BEGIN

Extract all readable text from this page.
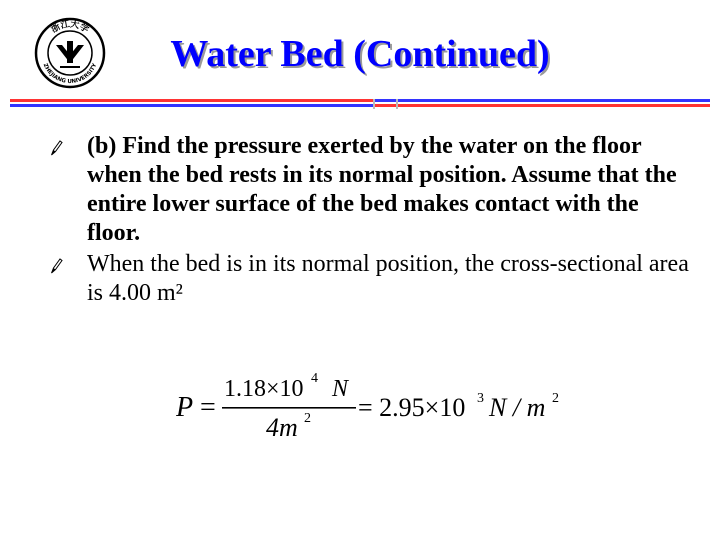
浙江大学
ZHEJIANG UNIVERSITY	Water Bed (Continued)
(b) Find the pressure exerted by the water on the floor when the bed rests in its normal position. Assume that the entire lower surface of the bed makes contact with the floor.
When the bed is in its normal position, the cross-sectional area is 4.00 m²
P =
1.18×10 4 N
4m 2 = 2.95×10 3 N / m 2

END

#### The problem
Respond with nothing but the number of lines in the entries that contain the string "position".

#### Reply
2